> _Exercise description_: Pull out every line in the data that has the string "harbChIP" in it.

> _Given data_:
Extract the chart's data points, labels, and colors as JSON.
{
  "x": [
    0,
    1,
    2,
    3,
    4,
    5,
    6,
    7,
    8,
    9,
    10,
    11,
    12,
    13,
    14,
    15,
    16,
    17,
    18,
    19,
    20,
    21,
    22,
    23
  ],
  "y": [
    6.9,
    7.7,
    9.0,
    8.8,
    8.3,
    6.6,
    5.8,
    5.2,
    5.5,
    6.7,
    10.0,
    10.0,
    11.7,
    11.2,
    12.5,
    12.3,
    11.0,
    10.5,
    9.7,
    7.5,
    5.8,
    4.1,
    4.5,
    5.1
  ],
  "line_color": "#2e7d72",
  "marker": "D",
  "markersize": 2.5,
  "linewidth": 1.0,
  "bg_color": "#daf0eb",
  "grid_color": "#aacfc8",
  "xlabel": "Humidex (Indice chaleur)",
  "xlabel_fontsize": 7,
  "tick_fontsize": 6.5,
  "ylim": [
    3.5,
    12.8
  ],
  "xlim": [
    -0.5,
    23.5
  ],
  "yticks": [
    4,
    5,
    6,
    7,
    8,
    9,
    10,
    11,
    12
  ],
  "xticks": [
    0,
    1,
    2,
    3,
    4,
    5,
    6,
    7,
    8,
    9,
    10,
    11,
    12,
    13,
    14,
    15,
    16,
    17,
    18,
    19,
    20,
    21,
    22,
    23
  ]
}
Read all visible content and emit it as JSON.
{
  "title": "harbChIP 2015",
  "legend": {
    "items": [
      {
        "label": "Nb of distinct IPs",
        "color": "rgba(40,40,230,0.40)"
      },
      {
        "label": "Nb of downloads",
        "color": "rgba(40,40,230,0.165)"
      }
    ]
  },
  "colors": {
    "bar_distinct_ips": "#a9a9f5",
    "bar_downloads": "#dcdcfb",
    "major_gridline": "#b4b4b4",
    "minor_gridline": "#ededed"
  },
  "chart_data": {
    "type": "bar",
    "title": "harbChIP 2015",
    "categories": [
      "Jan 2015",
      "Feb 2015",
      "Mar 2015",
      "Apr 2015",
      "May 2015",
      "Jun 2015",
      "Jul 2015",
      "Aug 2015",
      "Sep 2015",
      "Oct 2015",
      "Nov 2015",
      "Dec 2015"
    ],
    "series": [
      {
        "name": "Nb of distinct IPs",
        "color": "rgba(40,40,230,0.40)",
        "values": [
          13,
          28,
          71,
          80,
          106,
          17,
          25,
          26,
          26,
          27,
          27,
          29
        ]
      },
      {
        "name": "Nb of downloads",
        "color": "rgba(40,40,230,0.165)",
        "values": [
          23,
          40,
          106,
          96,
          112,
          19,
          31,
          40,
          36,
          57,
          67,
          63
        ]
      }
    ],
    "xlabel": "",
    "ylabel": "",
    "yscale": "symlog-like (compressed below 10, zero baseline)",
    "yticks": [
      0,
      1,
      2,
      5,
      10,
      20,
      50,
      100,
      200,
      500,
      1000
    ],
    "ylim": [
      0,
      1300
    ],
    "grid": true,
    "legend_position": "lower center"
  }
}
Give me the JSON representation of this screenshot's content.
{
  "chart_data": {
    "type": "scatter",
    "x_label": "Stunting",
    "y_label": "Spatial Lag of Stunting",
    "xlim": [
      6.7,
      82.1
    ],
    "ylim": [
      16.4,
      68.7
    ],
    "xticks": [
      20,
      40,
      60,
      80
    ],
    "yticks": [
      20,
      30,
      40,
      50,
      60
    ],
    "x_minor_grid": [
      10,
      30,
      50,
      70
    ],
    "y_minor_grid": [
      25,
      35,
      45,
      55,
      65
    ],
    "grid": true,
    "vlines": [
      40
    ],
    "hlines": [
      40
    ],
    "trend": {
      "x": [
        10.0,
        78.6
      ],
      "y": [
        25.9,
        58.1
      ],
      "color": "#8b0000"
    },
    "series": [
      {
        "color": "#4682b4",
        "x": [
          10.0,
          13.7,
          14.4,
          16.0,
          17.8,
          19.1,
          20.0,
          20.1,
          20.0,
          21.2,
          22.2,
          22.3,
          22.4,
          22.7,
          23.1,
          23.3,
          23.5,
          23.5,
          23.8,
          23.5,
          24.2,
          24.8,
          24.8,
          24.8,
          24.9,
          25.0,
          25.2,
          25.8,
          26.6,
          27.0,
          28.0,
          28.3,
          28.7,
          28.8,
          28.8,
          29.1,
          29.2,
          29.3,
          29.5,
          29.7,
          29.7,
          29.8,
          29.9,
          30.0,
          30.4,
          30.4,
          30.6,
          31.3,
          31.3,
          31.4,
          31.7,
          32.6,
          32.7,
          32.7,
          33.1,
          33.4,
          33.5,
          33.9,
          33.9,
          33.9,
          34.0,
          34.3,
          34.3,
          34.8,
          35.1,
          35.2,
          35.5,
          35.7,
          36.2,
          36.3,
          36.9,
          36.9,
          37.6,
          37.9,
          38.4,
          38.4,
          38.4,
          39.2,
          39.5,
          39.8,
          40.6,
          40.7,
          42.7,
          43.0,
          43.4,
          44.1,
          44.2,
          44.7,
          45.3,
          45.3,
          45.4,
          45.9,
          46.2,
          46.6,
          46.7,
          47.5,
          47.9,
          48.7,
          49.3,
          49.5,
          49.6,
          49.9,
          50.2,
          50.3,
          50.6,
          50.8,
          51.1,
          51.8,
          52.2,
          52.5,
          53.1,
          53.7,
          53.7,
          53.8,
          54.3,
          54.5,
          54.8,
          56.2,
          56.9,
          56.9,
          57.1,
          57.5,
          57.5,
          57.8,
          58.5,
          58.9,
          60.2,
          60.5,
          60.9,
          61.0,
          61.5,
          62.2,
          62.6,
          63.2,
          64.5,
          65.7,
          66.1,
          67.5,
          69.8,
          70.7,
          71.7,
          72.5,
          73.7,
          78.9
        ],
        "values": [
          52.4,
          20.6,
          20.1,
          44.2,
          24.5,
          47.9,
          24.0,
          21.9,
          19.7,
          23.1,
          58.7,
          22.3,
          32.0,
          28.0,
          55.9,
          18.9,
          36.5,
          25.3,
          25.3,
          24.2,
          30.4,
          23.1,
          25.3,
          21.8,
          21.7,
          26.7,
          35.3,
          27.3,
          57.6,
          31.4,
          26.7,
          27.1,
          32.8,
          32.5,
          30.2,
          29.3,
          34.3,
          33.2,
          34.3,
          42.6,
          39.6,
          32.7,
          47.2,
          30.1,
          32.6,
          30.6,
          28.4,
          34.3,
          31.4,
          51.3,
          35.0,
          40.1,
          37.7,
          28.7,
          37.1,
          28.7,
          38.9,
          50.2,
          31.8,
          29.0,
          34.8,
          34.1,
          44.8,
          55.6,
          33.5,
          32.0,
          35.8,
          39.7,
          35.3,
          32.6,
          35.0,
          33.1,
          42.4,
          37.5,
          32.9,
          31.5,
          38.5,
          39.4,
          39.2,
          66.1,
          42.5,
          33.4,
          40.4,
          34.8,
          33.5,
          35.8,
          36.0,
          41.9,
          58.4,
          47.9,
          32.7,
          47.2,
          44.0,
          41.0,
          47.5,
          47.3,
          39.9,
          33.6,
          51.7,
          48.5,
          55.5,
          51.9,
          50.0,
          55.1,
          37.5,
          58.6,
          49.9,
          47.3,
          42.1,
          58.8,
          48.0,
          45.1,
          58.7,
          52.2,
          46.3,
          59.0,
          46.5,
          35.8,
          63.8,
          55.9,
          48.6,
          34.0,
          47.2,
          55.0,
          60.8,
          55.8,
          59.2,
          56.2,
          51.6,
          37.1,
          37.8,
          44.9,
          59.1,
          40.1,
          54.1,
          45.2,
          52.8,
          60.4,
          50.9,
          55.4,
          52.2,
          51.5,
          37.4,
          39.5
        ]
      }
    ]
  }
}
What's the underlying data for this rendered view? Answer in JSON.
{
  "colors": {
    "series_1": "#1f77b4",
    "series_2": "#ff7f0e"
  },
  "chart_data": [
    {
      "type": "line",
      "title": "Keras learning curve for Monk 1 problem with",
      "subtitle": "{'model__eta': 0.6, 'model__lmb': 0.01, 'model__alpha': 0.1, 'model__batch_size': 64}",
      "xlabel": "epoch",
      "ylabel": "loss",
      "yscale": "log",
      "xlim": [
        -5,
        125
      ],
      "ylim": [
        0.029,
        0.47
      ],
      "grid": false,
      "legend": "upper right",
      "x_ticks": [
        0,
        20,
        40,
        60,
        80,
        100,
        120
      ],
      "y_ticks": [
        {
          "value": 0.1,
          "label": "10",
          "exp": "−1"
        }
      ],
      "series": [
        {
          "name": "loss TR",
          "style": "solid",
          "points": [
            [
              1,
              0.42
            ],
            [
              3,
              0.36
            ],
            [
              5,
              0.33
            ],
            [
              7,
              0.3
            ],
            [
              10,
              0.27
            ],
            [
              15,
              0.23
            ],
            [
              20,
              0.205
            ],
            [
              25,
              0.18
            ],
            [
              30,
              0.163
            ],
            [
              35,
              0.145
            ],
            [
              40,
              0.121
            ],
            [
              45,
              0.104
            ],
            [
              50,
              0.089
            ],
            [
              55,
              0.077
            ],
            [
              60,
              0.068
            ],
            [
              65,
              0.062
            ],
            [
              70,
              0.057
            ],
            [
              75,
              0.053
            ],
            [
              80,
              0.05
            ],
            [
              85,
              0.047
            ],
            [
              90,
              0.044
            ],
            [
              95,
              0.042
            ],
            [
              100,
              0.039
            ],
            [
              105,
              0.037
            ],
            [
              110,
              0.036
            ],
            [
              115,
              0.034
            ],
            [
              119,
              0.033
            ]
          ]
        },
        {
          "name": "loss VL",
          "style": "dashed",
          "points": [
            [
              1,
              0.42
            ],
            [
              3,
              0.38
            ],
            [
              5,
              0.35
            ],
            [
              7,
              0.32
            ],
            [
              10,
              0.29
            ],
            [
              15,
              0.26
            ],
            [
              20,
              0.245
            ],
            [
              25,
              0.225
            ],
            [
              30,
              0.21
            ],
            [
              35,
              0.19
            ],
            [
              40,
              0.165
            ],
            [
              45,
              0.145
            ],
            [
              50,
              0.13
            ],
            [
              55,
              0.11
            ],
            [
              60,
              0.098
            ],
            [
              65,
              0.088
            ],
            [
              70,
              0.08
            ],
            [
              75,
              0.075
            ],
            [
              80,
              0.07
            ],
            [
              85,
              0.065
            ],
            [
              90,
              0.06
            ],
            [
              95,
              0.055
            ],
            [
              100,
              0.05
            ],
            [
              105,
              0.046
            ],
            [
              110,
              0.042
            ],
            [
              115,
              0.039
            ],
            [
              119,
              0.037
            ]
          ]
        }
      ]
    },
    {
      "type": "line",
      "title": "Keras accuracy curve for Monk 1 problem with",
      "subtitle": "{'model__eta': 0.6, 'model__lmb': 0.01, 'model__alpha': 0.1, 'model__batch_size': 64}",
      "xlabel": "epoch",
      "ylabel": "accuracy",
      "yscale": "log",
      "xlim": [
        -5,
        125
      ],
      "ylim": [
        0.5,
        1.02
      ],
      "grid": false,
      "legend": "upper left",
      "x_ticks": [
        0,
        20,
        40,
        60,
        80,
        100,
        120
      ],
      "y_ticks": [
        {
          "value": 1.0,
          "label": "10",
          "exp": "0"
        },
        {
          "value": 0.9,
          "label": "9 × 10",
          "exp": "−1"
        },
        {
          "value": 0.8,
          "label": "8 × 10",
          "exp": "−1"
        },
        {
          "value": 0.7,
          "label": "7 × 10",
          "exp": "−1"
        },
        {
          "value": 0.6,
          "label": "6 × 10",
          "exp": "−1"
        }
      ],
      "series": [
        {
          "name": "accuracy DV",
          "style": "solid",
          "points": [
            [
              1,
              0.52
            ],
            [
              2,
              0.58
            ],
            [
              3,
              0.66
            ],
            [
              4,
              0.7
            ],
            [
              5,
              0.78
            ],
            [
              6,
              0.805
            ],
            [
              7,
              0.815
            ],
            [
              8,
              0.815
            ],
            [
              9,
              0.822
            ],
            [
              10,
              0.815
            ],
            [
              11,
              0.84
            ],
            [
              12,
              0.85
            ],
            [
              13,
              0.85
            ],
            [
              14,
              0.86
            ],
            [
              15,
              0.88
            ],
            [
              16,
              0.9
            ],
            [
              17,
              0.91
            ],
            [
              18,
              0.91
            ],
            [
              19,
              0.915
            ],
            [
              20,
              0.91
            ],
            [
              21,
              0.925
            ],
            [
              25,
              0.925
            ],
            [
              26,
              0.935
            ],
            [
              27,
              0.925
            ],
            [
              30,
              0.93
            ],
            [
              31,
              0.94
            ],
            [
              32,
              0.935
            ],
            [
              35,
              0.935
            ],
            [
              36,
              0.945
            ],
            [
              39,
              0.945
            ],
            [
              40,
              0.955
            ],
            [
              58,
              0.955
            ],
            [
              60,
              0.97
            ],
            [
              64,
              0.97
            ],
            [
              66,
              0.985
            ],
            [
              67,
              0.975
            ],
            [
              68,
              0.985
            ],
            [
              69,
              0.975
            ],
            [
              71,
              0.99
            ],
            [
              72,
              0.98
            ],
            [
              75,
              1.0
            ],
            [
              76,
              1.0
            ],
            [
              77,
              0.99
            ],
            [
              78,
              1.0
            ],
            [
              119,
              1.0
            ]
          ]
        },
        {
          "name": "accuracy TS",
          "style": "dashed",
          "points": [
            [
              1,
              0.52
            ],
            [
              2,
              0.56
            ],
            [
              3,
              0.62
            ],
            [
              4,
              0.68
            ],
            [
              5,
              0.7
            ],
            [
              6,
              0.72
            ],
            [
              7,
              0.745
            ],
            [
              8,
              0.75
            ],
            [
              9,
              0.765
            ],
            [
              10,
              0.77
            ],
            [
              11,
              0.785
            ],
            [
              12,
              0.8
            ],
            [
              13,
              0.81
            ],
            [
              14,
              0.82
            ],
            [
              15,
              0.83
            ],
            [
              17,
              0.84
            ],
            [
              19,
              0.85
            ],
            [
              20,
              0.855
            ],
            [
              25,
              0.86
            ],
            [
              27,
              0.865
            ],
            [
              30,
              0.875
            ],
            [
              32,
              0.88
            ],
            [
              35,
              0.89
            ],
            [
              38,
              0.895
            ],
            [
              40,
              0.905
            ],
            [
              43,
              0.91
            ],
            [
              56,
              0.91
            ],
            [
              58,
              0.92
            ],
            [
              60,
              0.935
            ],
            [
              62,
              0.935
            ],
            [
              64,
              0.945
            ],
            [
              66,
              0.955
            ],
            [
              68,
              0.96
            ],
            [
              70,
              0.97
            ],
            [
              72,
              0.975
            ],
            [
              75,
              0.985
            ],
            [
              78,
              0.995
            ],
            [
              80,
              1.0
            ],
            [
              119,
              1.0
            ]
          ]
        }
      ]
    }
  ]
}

> _Exercise result_:
  "title": "harbChIP 2015",
    "title": "harbChIP 2015",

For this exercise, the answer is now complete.